**Passage shown:**
►

All signals picked up by the auditory system are transported via the nervous system:

directly, via specific pathways, which link the inner ear with the auditory cortex which takes in the signal and recognises its significance;

or via an indirect route, a non-specific pathway; (these are collaterals of the direct pathways) to reach the reticular activating system (which regulates arousal), which is in turn connected to the limbic system and to other parts of the brain, to the autonomic nervous system and the neuroendocrine system, which play crucial roles in regulation of physiological functions in attention and behaviour.

This explains why an irritant noise, even if it is of low intensity (generally from 60 dB), by introducing a subjective dimension, can cause psychological harm and other problems (a stress reaction) which are not directly or solely linked to the physical properties of the noise. The level of harm to an individual is not fully correlated with the level of noise; there is, however, a correlation between harm to an entire population and noise levels.       Noise therefore belongs in the category of environmental stressors. This kind of stress is experienced all the more because the subject has little or no control over the source of the stressor.

◄

**Exercise data:**
►

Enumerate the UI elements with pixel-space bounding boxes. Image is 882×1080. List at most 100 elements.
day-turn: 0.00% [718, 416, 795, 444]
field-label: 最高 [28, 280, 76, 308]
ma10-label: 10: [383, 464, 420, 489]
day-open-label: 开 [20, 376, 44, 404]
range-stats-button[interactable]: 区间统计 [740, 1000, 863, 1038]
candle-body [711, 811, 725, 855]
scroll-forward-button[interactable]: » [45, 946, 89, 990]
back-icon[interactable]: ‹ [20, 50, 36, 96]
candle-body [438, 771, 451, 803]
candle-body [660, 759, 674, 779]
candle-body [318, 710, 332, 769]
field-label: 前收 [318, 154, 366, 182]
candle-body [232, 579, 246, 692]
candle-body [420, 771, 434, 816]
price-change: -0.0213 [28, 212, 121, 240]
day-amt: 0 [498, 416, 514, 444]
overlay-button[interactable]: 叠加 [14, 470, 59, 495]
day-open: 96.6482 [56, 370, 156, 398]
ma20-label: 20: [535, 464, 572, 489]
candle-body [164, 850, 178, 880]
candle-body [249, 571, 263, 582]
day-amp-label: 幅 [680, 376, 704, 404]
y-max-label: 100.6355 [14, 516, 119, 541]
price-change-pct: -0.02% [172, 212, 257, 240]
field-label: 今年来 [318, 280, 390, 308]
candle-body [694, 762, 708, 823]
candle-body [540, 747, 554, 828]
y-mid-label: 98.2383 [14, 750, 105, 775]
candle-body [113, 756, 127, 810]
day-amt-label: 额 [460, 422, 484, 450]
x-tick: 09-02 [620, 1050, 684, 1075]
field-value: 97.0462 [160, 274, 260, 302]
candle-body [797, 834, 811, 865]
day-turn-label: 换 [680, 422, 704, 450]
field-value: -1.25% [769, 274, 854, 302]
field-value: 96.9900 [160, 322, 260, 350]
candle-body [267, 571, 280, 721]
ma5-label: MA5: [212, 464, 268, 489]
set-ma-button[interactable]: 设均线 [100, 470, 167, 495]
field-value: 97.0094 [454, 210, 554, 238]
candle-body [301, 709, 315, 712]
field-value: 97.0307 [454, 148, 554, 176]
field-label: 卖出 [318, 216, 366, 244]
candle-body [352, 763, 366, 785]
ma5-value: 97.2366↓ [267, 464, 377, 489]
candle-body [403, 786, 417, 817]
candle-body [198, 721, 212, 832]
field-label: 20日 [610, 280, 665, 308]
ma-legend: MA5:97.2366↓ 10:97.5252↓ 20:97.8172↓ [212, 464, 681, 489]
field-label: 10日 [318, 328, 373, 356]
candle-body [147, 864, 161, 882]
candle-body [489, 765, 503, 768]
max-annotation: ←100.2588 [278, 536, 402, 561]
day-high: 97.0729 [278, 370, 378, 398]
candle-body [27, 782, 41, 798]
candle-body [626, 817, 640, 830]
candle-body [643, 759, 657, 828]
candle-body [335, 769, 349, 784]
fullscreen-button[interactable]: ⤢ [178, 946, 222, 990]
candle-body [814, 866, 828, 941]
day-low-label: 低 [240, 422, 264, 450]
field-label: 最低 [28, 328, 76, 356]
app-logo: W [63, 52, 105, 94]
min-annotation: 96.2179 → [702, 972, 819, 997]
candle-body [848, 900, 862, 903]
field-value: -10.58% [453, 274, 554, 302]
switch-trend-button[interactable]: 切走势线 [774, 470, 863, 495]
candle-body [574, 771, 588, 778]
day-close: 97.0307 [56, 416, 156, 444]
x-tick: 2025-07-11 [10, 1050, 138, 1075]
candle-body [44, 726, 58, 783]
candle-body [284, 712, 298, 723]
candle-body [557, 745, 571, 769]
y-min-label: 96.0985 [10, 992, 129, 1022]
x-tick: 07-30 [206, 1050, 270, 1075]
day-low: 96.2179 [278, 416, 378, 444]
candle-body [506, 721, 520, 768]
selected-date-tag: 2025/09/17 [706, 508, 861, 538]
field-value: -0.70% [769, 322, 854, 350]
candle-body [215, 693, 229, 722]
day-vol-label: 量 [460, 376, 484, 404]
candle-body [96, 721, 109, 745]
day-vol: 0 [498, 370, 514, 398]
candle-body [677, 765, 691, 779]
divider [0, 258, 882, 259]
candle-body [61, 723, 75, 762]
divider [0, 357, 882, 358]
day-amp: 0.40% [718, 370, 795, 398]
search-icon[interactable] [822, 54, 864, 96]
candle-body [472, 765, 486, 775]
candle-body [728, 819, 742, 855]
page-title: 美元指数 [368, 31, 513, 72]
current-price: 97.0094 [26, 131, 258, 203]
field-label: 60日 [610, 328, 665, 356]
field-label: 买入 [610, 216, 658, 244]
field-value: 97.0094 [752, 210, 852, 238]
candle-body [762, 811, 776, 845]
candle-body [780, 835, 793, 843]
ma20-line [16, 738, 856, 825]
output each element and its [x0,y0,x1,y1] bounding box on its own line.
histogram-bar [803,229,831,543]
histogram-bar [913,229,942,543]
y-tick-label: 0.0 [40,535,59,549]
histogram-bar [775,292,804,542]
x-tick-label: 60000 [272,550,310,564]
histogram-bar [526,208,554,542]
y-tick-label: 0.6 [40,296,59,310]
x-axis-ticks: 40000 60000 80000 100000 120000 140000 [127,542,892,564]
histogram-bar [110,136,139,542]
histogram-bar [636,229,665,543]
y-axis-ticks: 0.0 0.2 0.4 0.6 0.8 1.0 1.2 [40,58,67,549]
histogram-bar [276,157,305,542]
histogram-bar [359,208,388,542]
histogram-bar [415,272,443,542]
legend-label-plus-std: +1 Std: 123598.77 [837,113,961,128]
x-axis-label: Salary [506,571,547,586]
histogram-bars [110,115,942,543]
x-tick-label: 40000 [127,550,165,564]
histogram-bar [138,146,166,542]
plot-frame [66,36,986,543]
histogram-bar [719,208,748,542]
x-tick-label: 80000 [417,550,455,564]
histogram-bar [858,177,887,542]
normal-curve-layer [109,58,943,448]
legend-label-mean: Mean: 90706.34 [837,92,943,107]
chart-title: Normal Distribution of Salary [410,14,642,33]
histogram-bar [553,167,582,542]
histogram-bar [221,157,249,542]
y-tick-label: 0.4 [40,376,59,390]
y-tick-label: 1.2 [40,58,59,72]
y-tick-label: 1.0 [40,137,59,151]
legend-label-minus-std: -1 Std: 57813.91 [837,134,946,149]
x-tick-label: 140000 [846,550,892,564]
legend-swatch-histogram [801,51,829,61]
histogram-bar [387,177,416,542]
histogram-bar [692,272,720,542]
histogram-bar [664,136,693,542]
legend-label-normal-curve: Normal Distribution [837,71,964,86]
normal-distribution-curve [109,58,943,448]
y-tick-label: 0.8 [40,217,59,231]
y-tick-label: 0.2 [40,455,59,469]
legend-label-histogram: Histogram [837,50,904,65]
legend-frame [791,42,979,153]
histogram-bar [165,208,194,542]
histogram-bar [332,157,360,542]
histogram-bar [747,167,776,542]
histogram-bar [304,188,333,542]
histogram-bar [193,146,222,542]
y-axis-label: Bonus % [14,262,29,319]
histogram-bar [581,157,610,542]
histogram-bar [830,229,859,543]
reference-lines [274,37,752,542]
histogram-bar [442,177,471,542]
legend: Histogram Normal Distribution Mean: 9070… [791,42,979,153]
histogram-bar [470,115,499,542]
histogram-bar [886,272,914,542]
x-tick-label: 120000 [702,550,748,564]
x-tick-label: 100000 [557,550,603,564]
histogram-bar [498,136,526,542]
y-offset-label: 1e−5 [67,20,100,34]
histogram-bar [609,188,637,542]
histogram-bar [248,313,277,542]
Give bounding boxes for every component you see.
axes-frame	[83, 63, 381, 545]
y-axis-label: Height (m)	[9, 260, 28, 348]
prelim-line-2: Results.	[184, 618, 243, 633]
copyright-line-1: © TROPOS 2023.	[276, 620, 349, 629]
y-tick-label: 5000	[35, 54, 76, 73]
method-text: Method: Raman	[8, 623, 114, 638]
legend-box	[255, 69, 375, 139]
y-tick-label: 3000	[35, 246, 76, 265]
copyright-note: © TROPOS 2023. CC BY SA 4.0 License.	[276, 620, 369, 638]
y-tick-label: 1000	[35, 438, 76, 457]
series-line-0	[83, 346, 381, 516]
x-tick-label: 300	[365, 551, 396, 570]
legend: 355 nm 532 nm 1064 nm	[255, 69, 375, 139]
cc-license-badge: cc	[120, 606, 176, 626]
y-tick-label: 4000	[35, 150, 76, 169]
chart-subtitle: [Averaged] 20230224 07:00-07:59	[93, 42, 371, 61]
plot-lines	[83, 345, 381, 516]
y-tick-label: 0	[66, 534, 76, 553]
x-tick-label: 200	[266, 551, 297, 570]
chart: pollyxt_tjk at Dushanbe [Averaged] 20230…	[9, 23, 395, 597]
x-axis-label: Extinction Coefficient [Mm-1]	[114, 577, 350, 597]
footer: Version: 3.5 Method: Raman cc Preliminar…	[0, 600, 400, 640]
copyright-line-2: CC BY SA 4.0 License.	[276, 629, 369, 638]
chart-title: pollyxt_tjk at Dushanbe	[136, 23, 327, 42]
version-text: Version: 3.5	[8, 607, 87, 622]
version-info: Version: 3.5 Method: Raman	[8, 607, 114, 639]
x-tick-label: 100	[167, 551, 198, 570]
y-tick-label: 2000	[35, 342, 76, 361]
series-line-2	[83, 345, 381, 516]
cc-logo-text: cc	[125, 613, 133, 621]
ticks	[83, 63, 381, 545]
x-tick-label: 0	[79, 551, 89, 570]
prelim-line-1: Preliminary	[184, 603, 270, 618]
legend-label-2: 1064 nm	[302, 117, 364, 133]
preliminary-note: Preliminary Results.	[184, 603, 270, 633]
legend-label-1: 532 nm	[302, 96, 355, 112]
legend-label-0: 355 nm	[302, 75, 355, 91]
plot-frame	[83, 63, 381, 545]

◄

**Actions to take:**
• 1. In the passage on noise and hearing, what does the reticular activating system regulate?
• 2. Write the next part of the passage on noise and hearing, picking up after its final sentence.
The items are separate material, unrelated to the passage on noise and hearing.

**Outputs by task:**
• 1. Arousal.

• 2.
 

Sleep and alertness problems

On board non-soundproofed ships, the greatest risk that is not related to hearing is that sleep is disturbed by noise. A seafarer lives 24 hours a day in the confined environment of the ship, and should experience the good-quality sleep that is essential if the body is to recover from fatigue and maintain proper biological functions.

Slow-wave sleep is involved in repair of tissues that are involved in physical effort.

Rapid eye movement (REM) sleep restores the higher functions of the nervous system (alertness, learning, memory, adaptiveness and intent).

 However, noise above 60 dB(A) causes sleep problems in the form of reduced total amount of sleep, reduced duration of REM sleep, and increased occurrence of night-time waking. This sleep disturbance leads to increased fatigue and irritability. The problems are cumulative, and a vicious circle can develop whereby serious sleep dysfunction can arise, leading to physical exhaustion and overwork. Such noise is found very frequently on all types of ships. It is therefore reasonable to think that seafarers in general suffer from sleep problems which worsen general fatigue.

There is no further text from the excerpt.